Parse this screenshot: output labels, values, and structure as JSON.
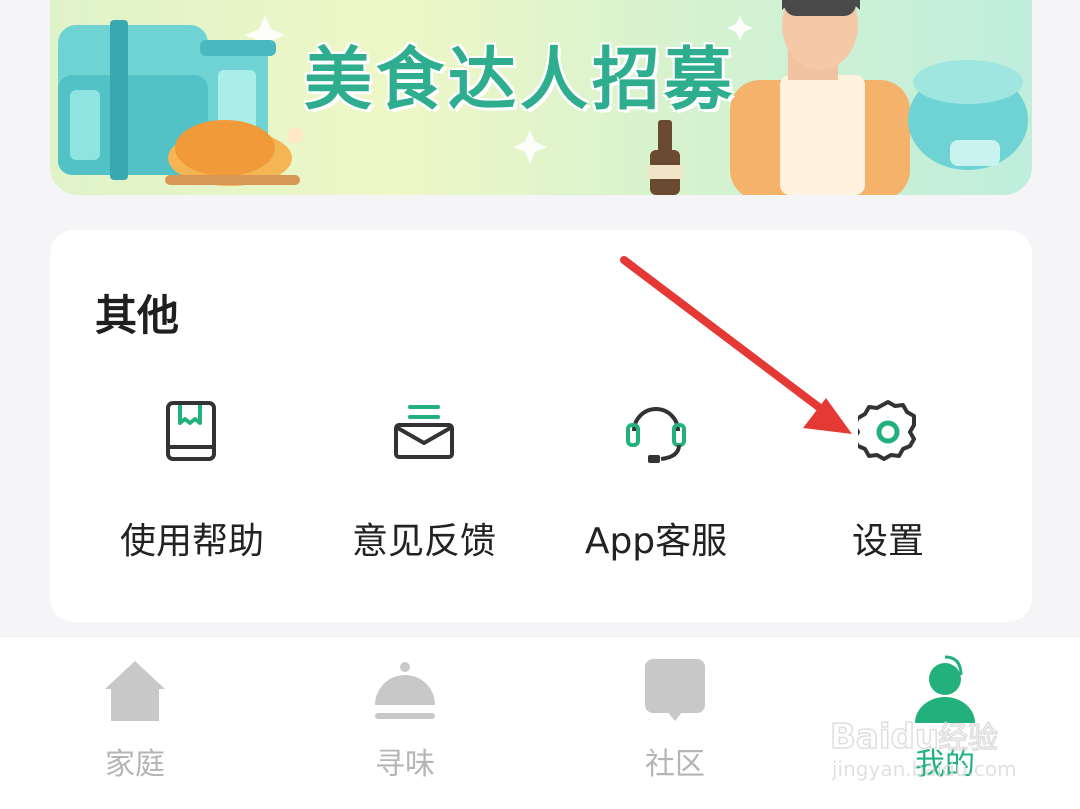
{
  "banner": {
    "title": "美食达人招募"
  },
  "section": {
    "title": "其他",
    "items": [
      {
        "label": "使用帮助",
        "icon": "help-book-icon"
      },
      {
        "label": "意见反馈",
        "icon": "feedback-envelope-icon"
      },
      {
        "label": "App客服",
        "icon": "headset-icon"
      },
      {
        "label": "设置",
        "icon": "gear-icon"
      }
    ]
  },
  "bottom_nav": {
    "items": [
      {
        "label": "家庭",
        "icon": "home-icon",
        "active": false
      },
      {
        "label": "寻味",
        "icon": "dish-cloche-icon",
        "active": false
      },
      {
        "label": "社区",
        "icon": "chat-bubble-icon",
        "active": false
      },
      {
        "label": "我的",
        "icon": "user-profile-icon",
        "active": true
      }
    ]
  },
  "colors": {
    "accent": "#22b07d",
    "icon_dark": "#333333",
    "nav_inactive": "#c8c8c8",
    "annotation": "#e53935"
  }
}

(Written request)
Every entry above should be duplicated exactly. Do not include the images.

(Final answer)
Parse this screenshot: output labels, values, and structure as JSON.
{
  "banner": {
    "title": "美食达人招募"
  },
  "section": {
    "title": "其他",
    "items": [
      {
        "label": "使用帮助",
        "icon": "help-book-icon"
      },
      {
        "label": "意见反馈",
        "icon": "feedback-envelope-icon"
      },
      {
        "label": "App客服",
        "icon": "headset-icon"
      },
      {
        "label": "设置",
        "icon": "gear-icon"
      }
    ]
  },
  "bottom_nav": {
    "items": [
      {
        "label": "家庭",
        "icon": "home-icon",
        "active": false
      },
      {
        "label": "寻味",
        "icon": "dish-cloche-icon",
        "active": false
      },
      {
        "label": "社区",
        "icon": "chat-bubble-icon",
        "active": false
      },
      {
        "label": "我的",
        "icon": "user-profile-icon",
        "active": true
      }
    ]
  },
  "colors": {
    "accent": "#22b07d",
    "icon_dark": "#333333",
    "nav_inactive": "#c8c8c8",
    "annotation": "#e53935"
  }
}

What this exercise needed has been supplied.